• [Exercise prompt]:
Exclude the pictures; give every entry again exactly as written.

• [Task inputs]:
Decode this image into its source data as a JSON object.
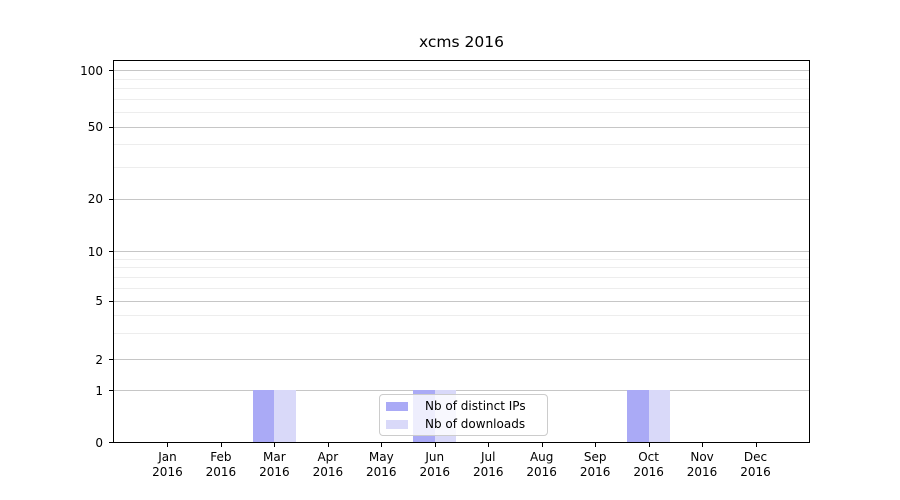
{
  "chart_data": {
    "type": "bar",
    "title": "xcms 2016",
    "xlabel": "",
    "ylabel": "",
    "categories": [
      {
        "month": "Jan",
        "year": "2016"
      },
      {
        "month": "Feb",
        "year": "2016"
      },
      {
        "month": "Mar",
        "year": "2016"
      },
      {
        "month": "Apr",
        "year": "2016"
      },
      {
        "month": "May",
        "year": "2016"
      },
      {
        "month": "Jun",
        "year": "2016"
      },
      {
        "month": "Jul",
        "year": "2016"
      },
      {
        "month": "Aug",
        "year": "2016"
      },
      {
        "month": "Sep",
        "year": "2016"
      },
      {
        "month": "Oct",
        "year": "2016"
      },
      {
        "month": "Nov",
        "year": "2016"
      },
      {
        "month": "Dec",
        "year": "2016"
      }
    ],
    "series": [
      {
        "name": "Nb of distinct IPs",
        "color": "#aaaaf6",
        "values": [
          0,
          0,
          1,
          0,
          0,
          1,
          0,
          0,
          0,
          1,
          0,
          0
        ]
      },
      {
        "name": "Nb of downloads",
        "color": "#d9d9f9",
        "values": [
          0,
          0,
          1,
          0,
          0,
          1,
          0,
          0,
          0,
          1,
          0,
          0
        ]
      }
    ],
    "yaxis": {
      "scale": "log-like (compressed near zero)",
      "major_ticks": [
        {
          "value": 0,
          "fraction": 0
        },
        {
          "value": 1,
          "fraction": 0.136
        },
        {
          "value": 2,
          "fraction": 0.217
        },
        {
          "value": 5,
          "fraction": 0.371
        },
        {
          "value": 10,
          "fraction": 0.501
        },
        {
          "value": 20,
          "fraction": 0.639
        },
        {
          "value": 50,
          "fraction": 0.828
        },
        {
          "value": 100,
          "fraction": 0.976
        }
      ],
      "minor_tick_values": [
        3,
        4,
        6,
        7,
        8,
        9,
        30,
        40,
        60,
        70,
        80,
        90
      ]
    },
    "legend": {
      "position": "lower center"
    },
    "grid": {
      "major_color": "#c6c6c6",
      "minor_color": "#ededed",
      "on": true
    }
  }
}
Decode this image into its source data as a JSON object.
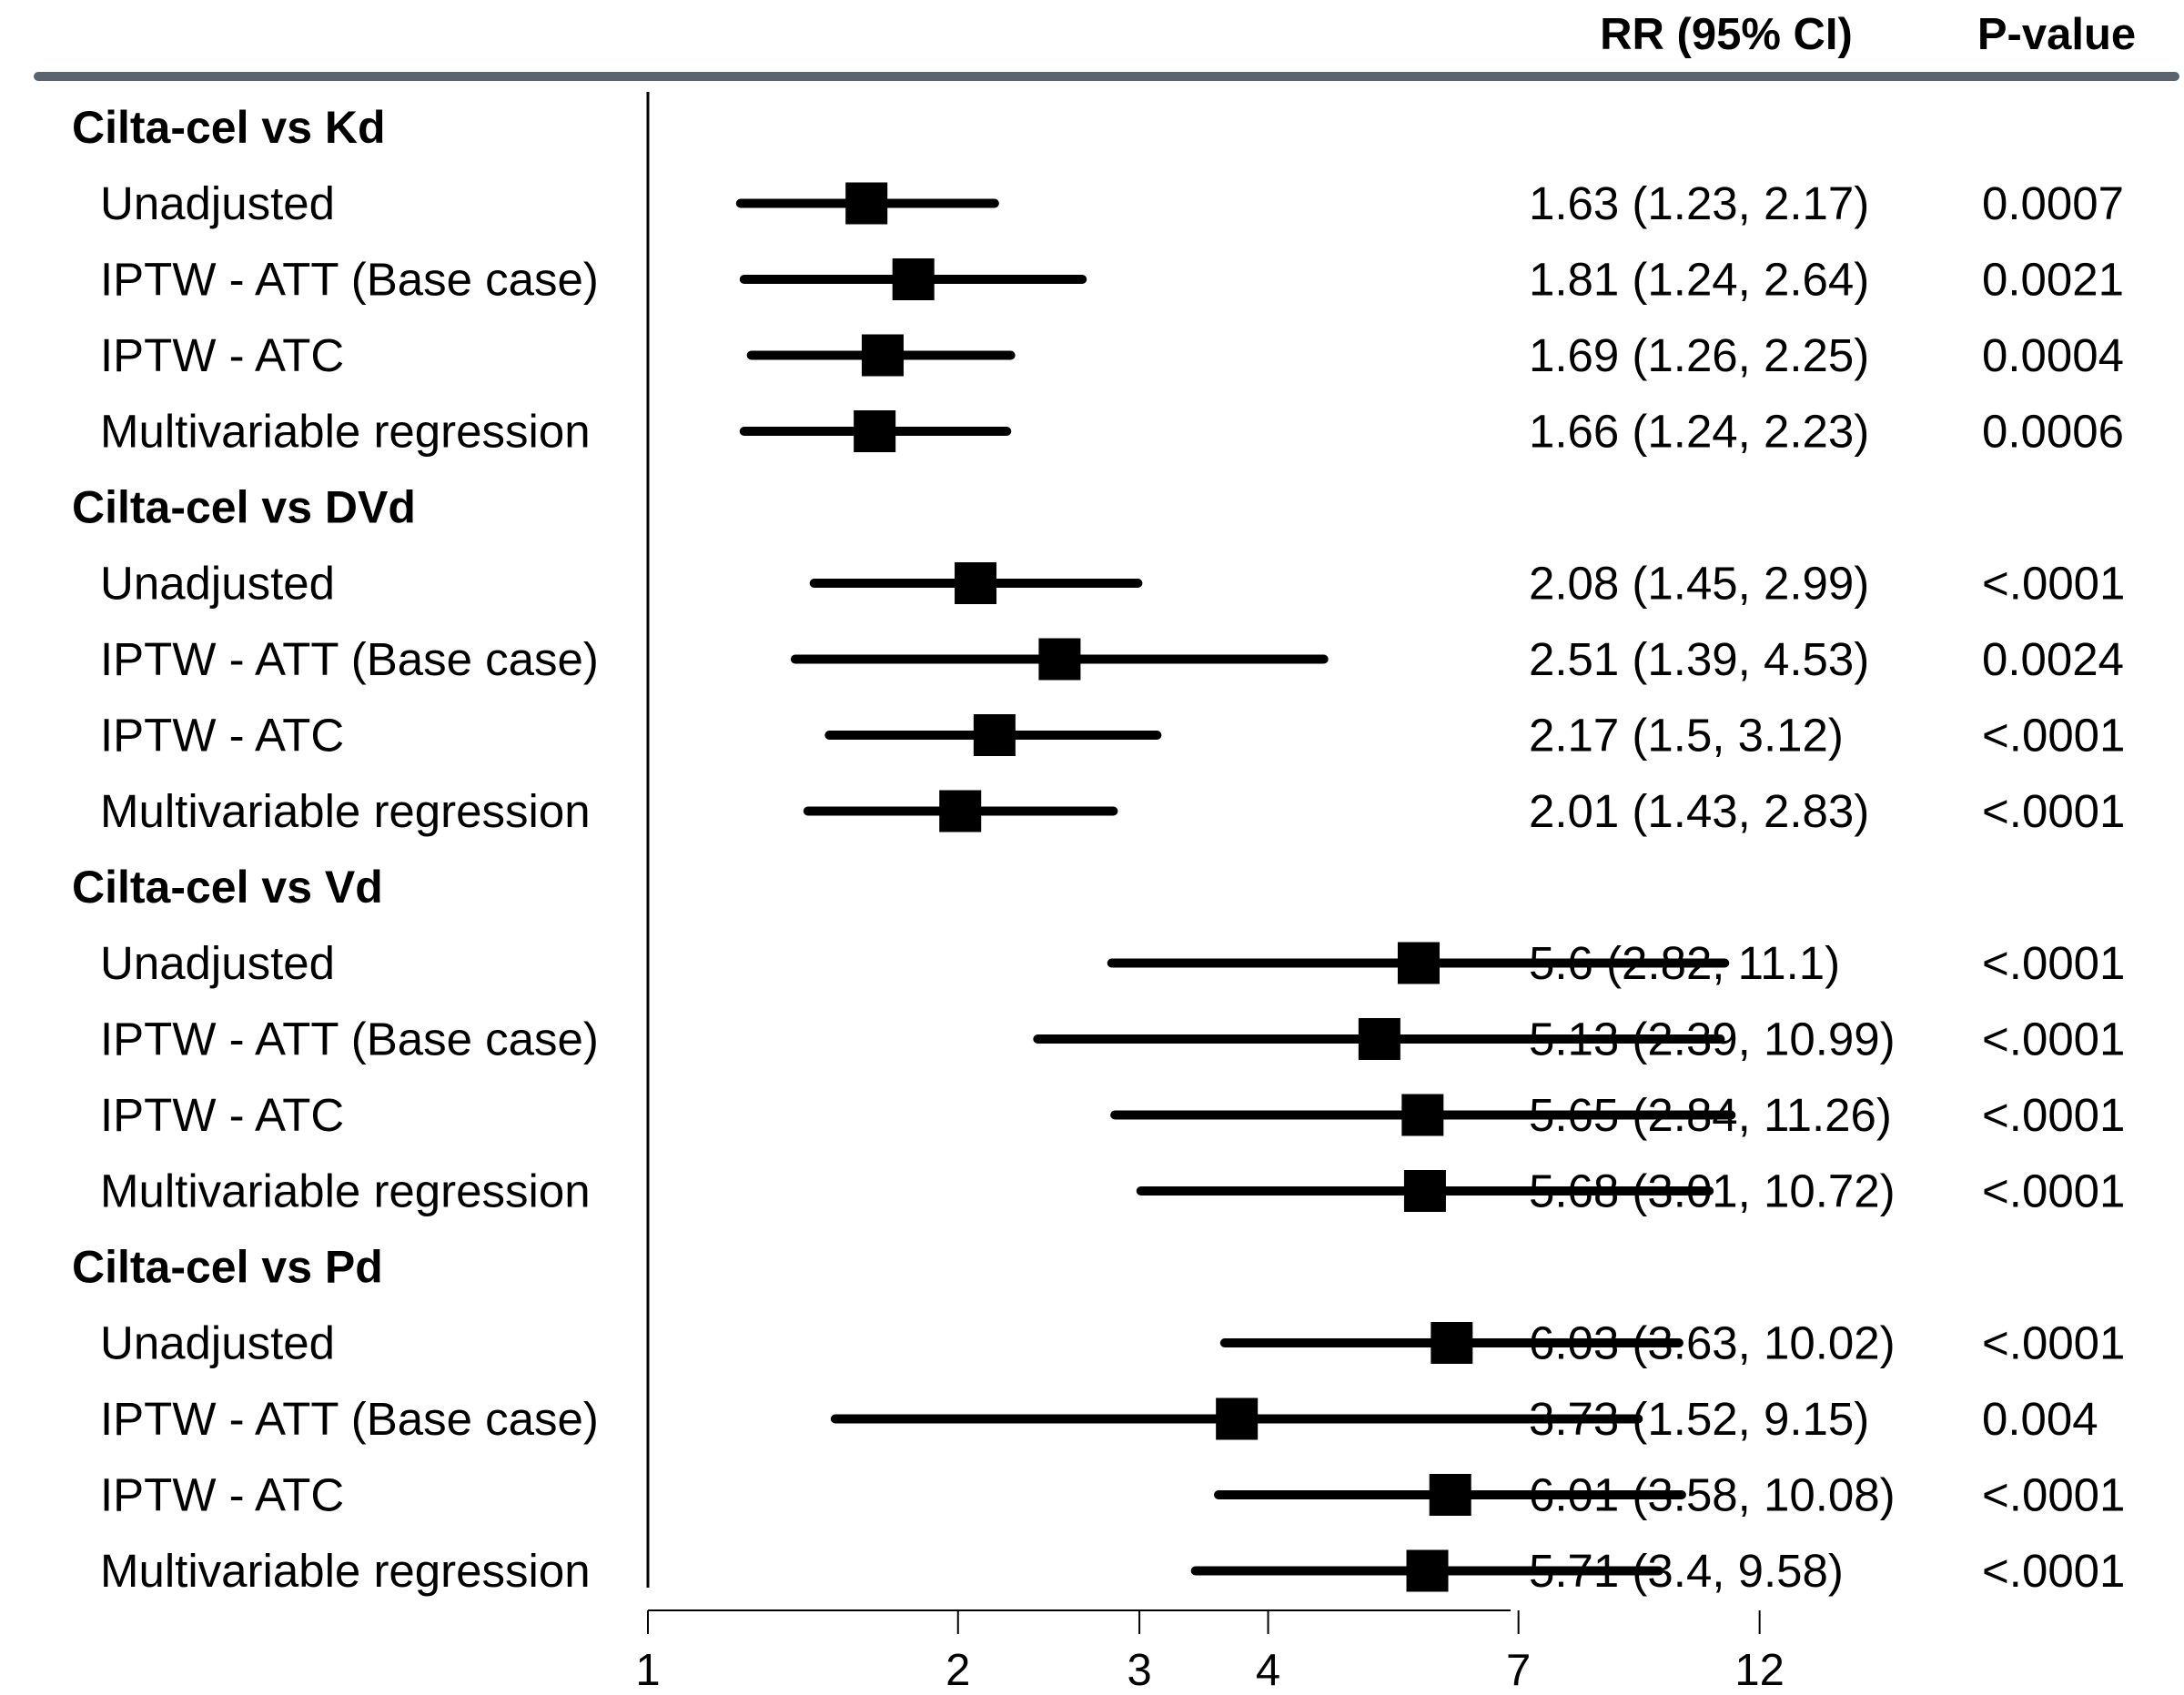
{
  "header": {
    "rr_label": "RR (95% CI)",
    "p_label": "P-value"
  },
  "colors": {
    "rule": "#5a6470",
    "ink": "#000000"
  },
  "chart_data": {
    "type": "forest",
    "title": "",
    "xlabel": "",
    "xscale": "log",
    "xlim": [
      1,
      18
    ],
    "xticks": [
      1,
      2,
      3,
      4,
      7,
      12
    ],
    "xtick_labels": [
      "1",
      "2",
      "3",
      "4",
      "7",
      "12"
    ],
    "reference_line": 1,
    "groups": [
      {
        "label": "Cilta-cel vs Kd",
        "rows": [
          {
            "label": "Unadjusted",
            "rr": 1.63,
            "lo": 1.23,
            "hi": 2.17,
            "rr_text": "1.63 (1.23, 2.17)",
            "p": "0.0007"
          },
          {
            "label": "IPTW - ATT (Base case)",
            "rr": 1.81,
            "lo": 1.24,
            "hi": 2.64,
            "rr_text": "1.81 (1.24, 2.64)",
            "p": "0.0021"
          },
          {
            "label": "IPTW - ATC",
            "rr": 1.69,
            "lo": 1.26,
            "hi": 2.25,
            "rr_text": "1.69 (1.26, 2.25)",
            "p": "0.0004"
          },
          {
            "label": "Multivariable regression",
            "rr": 1.66,
            "lo": 1.24,
            "hi": 2.23,
            "rr_text": "1.66 (1.24, 2.23)",
            "p": "0.0006"
          }
        ]
      },
      {
        "label": "Cilta-cel vs DVd",
        "rows": [
          {
            "label": "Unadjusted",
            "rr": 2.08,
            "lo": 1.45,
            "hi": 2.99,
            "rr_text": "2.08 (1.45, 2.99)",
            "p": "<.0001"
          },
          {
            "label": "IPTW - ATT (Base case)",
            "rr": 2.51,
            "lo": 1.39,
            "hi": 4.53,
            "rr_text": "2.51 (1.39, 4.53)",
            "p": "0.0024"
          },
          {
            "label": "IPTW - ATC",
            "rr": 2.17,
            "lo": 1.5,
            "hi": 3.12,
            "rr_text": "2.17 (1.5, 3.12)",
            "p": "<.0001"
          },
          {
            "label": "Multivariable regression",
            "rr": 2.01,
            "lo": 1.43,
            "hi": 2.83,
            "rr_text": "2.01 (1.43, 2.83)",
            "p": "<.0001"
          }
        ]
      },
      {
        "label": "Cilta-cel vs Vd",
        "rows": [
          {
            "label": "Unadjusted",
            "rr": 5.6,
            "lo": 2.82,
            "hi": 11.1,
            "rr_text": "5.6 (2.82, 11.1)",
            "p": "<.0001"
          },
          {
            "label": "IPTW - ATT (Base case)",
            "rr": 5.13,
            "lo": 2.39,
            "hi": 10.99,
            "rr_text": "5.13 (2.39, 10.99)",
            "p": "<.0001"
          },
          {
            "label": "IPTW - ATC",
            "rr": 5.65,
            "lo": 2.84,
            "hi": 11.26,
            "rr_text": "5.65 (2.84, 11.26)",
            "p": "<.0001"
          },
          {
            "label": "Multivariable regression",
            "rr": 5.68,
            "lo": 3.01,
            "hi": 10.72,
            "rr_text": "5.68 (3.01, 10.72)",
            "p": "<.0001"
          }
        ]
      },
      {
        "label": "Cilta-cel vs Pd",
        "rows": [
          {
            "label": "Unadjusted",
            "rr": 6.03,
            "lo": 3.63,
            "hi": 10.02,
            "rr_text": "6.03 (3.63, 10.02)",
            "p": "<.0001"
          },
          {
            "label": "IPTW - ATT (Base case)",
            "rr": 3.73,
            "lo": 1.52,
            "hi": 9.15,
            "rr_text": "3.73 (1.52, 9.15)",
            "p": "0.004"
          },
          {
            "label": "IPTW - ATC",
            "rr": 6.01,
            "lo": 3.58,
            "hi": 10.08,
            "rr_text": "6.01 (3.58, 10.08)",
            "p": "<.0001"
          },
          {
            "label": "Multivariable regression",
            "rr": 5.71,
            "lo": 3.4,
            "hi": 9.58,
            "rr_text": "5.71 (3.4, 9.58)",
            "p": "<.0001"
          }
        ]
      }
    ]
  }
}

• [Written response]:
Decode this image into its source data as a JSON object.
{
  "chart_data": {
    "type": "bar",
    "title": "xcms 2016",
    "xlabel": "",
    "ylabel": "",
    "categories": [
      {
        "month": "Jan",
        "year": "2016"
      },
      {
        "month": "Feb",
        "year": "2016"
      },
      {
        "month": "Mar",
        "year": "2016"
      },
      {
        "month": "Apr",
        "year": "2016"
      },
      {
        "month": "May",
        "year": "2016"
      },
      {
        "month": "Jun",
        "year": "2016"
      },
      {
        "month": "Jul",
        "year": "2016"
      },
      {
        "month": "Aug",
        "year": "2016"
      },
      {
        "month": "Sep",
        "year": "2016"
      },
      {
        "month": "Oct",
        "year": "2016"
      },
      {
        "month": "Nov",
        "year": "2016"
      },
      {
        "month": "Dec",
        "year": "2016"
      }
    ],
    "series": [
      {
        "name": "Nb of distinct IPs",
        "color": "#aaaaf6",
        "values": [
          0,
          0,
          1,
          0,
          0,
          1,
          0,
          0,
          0,
          1,
          0,
          0
        ]
      },
      {
        "name": "Nb of downloads",
        "color": "#d9d9f9",
        "values": [
          0,
          0,
          1,
          0,
          0,
          1,
          0,
          0,
          0,
          1,
          0,
          0
        ]
      }
    ],
    "yaxis": {
      "scale": "log-like (compressed near zero)",
      "major_ticks": [
        {
          "value": 0,
          "fraction": 0
        },
        {
          "value": 1,
          "fraction": 0.136
        },
        {
          "value": 2,
          "fraction": 0.217
        },
        {
          "value": 5,
          "fraction": 0.371
        },
        {
          "value": 10,
          "fraction": 0.501
        },
        {
          "value": 20,
          "fraction": 0.639
        },
        {
          "value": 50,
          "fraction": 0.828
        },
        {
          "value": 100,
          "fraction": 0.976
        }
      ],
      "minor_tick_values": [
        3,
        4,
        6,
        7,
        8,
        9,
        30,
        40,
        60,
        70,
        80,
        90
      ]
    },
    "legend": {
      "position": "lower center"
    },
    "grid": {
      "major_color": "#c6c6c6",
      "minor_color": "#ededed",
      "on": true
    }
  }
}
Decode this image into its source data as a JSON object.
{
  "header": {
    "rr_label": "RR (95% CI)",
    "p_label": "P-value"
  },
  "colors": {
    "rule": "#5a6470",
    "ink": "#000000"
  },
  "chart_data": {
    "type": "forest",
    "title": "",
    "xlabel": "",
    "xscale": "log",
    "xlim": [
      1,
      18
    ],
    "xticks": [
      1,
      2,
      3,
      4,
      7,
      12
    ],
    "xtick_labels": [
      "1",
      "2",
      "3",
      "4",
      "7",
      "12"
    ],
    "reference_line": 1,
    "groups": [
      {
        "label": "Cilta-cel vs Kd",
        "rows": [
          {
            "label": "Unadjusted",
            "rr": 1.63,
            "lo": 1.23,
            "hi": 2.17,
            "rr_text": "1.63 (1.23, 2.17)",
            "p": "0.0007"
          },
          {
            "label": "IPTW - ATT (Base case)",
            "rr": 1.81,
            "lo": 1.24,
            "hi": 2.64,
            "rr_text": "1.81 (1.24, 2.64)",
            "p": "0.0021"
          },
          {
            "label": "IPTW - ATC",
            "rr": 1.69,
            "lo": 1.26,
            "hi": 2.25,
            "rr_text": "1.69 (1.26, 2.25)",
            "p": "0.0004"
          },
          {
            "label": "Multivariable regression",
            "rr": 1.66,
            "lo": 1.24,
            "hi": 2.23,
            "rr_text": "1.66 (1.24, 2.23)",
            "p": "0.0006"
          }
        ]
      },
      {
        "label": "Cilta-cel vs DVd",
        "rows": [
          {
            "label": "Unadjusted",
            "rr": 2.08,
            "lo": 1.45,
            "hi": 2.99,
            "rr_text": "2.08 (1.45, 2.99)",
            "p": "<.0001"
          },
          {
            "label": "IPTW - ATT (Base case)",
            "rr": 2.51,
            "lo": 1.39,
            "hi": 4.53,
            "rr_text": "2.51 (1.39, 4.53)",
            "p": "0.0024"
          },
          {
            "label": "IPTW - ATC",
            "rr": 2.17,
            "lo": 1.5,
            "hi": 3.12,
            "rr_text": "2.17 (1.5, 3.12)",
            "p": "<.0001"
          },
          {
            "label": "Multivariable regression",
            "rr": 2.01,
            "lo": 1.43,
            "hi": 2.83,
            "rr_text": "2.01 (1.43, 2.83)",
            "p": "<.0001"
          }
        ]
      },
      {
        "label": "Cilta-cel vs Vd",
        "rows": [
          {
            "label": "Unadjusted",
            "rr": 5.6,
            "lo": 2.82,
            "hi": 11.1,
            "rr_text": "5.6 (2.82, 11.1)",
            "p": "<.0001"
          },
          {
            "label": "IPTW - ATT (Base case)",
            "rr": 5.13,
            "lo": 2.39,
            "hi": 10.99,
            "rr_text": "5.13 (2.39, 10.99)",
            "p": "<.0001"
          },
          {
            "label": "IPTW - ATC",
            "rr": 5.65,
            "lo": 2.84,
            "hi": 11.26,
            "rr_text": "5.65 (2.84, 11.26)",
            "p": "<.0001"
          },
          {
            "label": "Multivariable regression",
            "rr": 5.68,
            "lo": 3.01,
            "hi": 10.72,
            "rr_text": "5.68 (3.01, 10.72)",
            "p": "<.0001"
          }
        ]
      },
      {
        "label": "Cilta-cel vs Pd",
        "rows": [
          {
            "label": "Unadjusted",
            "rr": 6.03,
            "lo": 3.63,
            "hi": 10.02,
            "rr_text": "6.03 (3.63, 10.02)",
            "p": "<.0001"
          },
          {
            "label": "IPTW - ATT (Base case)",
            "rr": 3.73,
            "lo": 1.52,
            "hi": 9.15,
            "rr_text": "3.73 (1.52, 9.15)",
            "p": "0.004"
          },
          {
            "label": "IPTW - ATC",
            "rr": 6.01,
            "lo": 3.58,
            "hi": 10.08,
            "rr_text": "6.01 (3.58, 10.08)",
            "p": "<.0001"
          },
          {
            "label": "Multivariable regression",
            "rr": 5.71,
            "lo": 3.4,
            "hi": 9.58,
            "rr_text": "5.71 (3.4, 9.58)",
            "p": "<.0001"
          }
        ]
      }
    ]
  }
}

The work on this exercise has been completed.